__PROBLEM DESCRIPTION__
Repeat the listing exactly as given, omitting every image.

══════════════════════════════

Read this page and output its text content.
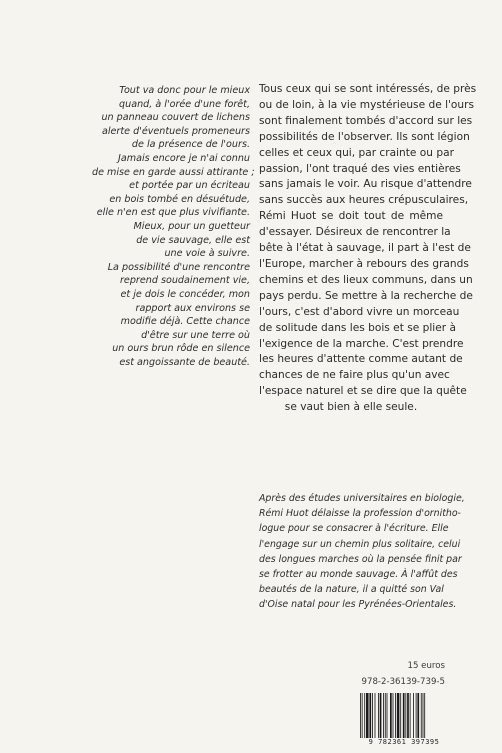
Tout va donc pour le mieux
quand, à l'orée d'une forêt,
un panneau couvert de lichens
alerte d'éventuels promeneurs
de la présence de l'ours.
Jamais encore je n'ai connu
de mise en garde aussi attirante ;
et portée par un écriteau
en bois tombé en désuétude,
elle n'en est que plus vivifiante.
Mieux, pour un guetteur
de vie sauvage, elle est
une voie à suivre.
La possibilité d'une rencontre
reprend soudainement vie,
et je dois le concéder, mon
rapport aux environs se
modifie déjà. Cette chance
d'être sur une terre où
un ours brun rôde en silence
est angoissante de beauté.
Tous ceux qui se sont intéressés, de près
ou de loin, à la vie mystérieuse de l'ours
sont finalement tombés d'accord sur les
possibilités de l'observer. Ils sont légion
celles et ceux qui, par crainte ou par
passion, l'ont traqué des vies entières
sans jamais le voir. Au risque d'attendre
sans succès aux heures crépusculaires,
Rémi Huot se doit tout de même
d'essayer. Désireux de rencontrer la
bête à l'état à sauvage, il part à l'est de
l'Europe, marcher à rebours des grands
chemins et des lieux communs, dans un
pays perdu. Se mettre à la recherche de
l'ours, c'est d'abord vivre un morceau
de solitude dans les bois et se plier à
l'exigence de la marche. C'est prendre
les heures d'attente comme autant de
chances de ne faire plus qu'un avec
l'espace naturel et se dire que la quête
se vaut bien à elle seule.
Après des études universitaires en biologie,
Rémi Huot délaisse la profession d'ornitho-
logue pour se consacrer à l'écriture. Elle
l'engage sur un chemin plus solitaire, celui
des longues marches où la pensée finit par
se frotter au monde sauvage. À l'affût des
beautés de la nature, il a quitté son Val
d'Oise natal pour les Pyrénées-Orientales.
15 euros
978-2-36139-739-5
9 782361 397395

══════════════════════════════

__RESULT FOR THIS TASK__
Read this page and output its text content.
Tout va donc pour le mieux
quand, à l'orée d'une forêt,
un panneau couvert de lichens
alerte d'éventuels promeneurs
de la présence de l'ours.
Jamais encore je n'ai connu
de mise en garde aussi attirante ;
et portée par un écriteau
en bois tombé en désuétude,
elle n'en est que plus vivifiante.
Mieux, pour un guetteur
de vie sauvage, elle est
une voie à suivre.
La possibilité d'une rencontre
reprend soudainement vie,
et je dois le concéder, mon
rapport aux environs se
modifie déjà. Cette chance
d'être sur une terre où
un ours brun rôde en silence
est angoissante de beauté.
Tous ceux qui se sont intéressés, de près
ou de loin, à la vie mystérieuse de l'ours
sont finalement tombés d'accord sur les
possibilités de l'observer. Ils sont légion
celles et ceux qui, par crainte ou par
passion, l'ont traqué des vies entières
sans jamais le voir. Au risque d'attendre
sans succès aux heures crépusculaires,
Rémi Huot se doit tout de même
d'essayer. Désireux de rencontrer la
bête à l'état à sauvage, il part à l'est de
l'Europe, marcher à rebours des grands
chemins et des lieux communs, dans un
pays perdu. Se mettre à la recherche de
l'ours, c'est d'abord vivre un morceau
de solitude dans les bois et se plier à
l'exigence de la marche. C'est prendre
les heures d'attente comme autant de
chances de ne faire plus qu'un avec
l'espace naturel et se dire que la quête
se vaut bien à elle seule.
Après des études universitaires en biologie,
Rémi Huot délaisse la profession d'ornitho-
logue pour se consacrer à l'écriture. Elle
l'engage sur un chemin plus solitaire, celui
des longues marches où la pensée finit par
se frotter au monde sauvage. À l'affût des
beautés de la nature, il a quitté son Val
d'Oise natal pour les Pyrénées-Orientales.
15 euros
978-2-36139-739-5
9 782361 397395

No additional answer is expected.